● **TASK DIRECTIONS**
Below is a block of records. Copy every line in it that contains the word "JSON".

======== AVAILABLE RECORDS

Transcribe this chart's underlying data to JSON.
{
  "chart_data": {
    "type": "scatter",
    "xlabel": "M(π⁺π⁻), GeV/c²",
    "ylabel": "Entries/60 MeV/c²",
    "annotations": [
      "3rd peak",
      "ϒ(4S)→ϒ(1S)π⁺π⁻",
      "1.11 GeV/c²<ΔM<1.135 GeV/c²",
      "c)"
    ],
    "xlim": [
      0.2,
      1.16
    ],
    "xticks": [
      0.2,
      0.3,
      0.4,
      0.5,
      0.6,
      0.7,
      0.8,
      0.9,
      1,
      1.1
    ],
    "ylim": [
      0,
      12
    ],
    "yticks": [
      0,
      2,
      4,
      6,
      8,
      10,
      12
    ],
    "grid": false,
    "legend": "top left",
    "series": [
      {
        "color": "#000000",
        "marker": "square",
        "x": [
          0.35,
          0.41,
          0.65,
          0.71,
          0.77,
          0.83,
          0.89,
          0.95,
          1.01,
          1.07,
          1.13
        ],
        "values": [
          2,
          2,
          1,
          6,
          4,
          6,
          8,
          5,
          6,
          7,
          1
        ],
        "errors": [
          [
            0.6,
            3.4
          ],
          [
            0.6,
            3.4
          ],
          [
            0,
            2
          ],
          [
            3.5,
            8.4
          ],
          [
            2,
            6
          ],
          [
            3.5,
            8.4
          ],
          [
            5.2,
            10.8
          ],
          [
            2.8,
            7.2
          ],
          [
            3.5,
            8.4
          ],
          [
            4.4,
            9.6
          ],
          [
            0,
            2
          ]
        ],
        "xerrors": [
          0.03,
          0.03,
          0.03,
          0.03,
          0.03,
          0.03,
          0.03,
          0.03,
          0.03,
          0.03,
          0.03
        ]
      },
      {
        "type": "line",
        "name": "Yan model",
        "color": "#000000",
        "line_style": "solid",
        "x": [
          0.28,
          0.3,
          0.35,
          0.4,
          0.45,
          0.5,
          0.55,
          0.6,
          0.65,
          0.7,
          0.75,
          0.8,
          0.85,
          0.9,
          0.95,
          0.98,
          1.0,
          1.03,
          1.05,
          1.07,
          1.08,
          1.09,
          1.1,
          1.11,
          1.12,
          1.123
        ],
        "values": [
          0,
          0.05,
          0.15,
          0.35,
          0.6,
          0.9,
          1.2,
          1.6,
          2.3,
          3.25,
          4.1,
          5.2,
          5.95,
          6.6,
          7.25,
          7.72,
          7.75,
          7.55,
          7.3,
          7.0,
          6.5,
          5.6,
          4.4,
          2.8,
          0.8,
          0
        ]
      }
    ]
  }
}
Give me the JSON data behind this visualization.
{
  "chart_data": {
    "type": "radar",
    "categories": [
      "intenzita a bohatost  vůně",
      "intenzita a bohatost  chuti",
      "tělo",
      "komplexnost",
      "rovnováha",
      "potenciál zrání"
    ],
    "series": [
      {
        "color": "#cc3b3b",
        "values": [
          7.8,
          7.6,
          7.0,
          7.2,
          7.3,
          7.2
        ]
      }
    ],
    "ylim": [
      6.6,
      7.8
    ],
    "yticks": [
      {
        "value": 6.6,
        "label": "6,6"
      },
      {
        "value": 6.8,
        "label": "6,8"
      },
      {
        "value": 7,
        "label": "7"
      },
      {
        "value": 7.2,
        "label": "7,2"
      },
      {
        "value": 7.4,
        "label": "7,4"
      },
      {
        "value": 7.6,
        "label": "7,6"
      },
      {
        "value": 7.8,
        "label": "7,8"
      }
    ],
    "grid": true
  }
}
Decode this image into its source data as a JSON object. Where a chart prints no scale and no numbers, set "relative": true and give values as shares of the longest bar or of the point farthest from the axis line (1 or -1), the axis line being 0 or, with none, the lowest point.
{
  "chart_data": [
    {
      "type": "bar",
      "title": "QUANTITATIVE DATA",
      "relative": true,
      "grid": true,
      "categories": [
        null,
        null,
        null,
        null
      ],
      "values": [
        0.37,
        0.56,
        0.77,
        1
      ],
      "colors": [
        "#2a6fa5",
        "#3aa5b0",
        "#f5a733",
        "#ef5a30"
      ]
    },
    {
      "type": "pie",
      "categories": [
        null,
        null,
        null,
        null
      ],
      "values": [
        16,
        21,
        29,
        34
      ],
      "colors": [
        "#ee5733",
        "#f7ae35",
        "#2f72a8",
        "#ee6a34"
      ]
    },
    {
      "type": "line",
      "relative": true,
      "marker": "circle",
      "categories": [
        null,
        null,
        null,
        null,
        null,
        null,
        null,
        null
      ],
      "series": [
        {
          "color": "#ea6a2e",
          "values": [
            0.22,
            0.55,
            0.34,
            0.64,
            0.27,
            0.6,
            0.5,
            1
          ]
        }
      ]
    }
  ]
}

================

● **THE RESULT**
Transcribe this chart's underlying data to JSON.
Give me the JSON data behind this visualization.
Decode this image into its source data as a JSON object. Where a chart prints no scale and no numbers, set "relative": true and give values as shares of the longest bar or of the point farthest from the axis line (1 or -1), the axis line being 0 or, with none, the lowest point.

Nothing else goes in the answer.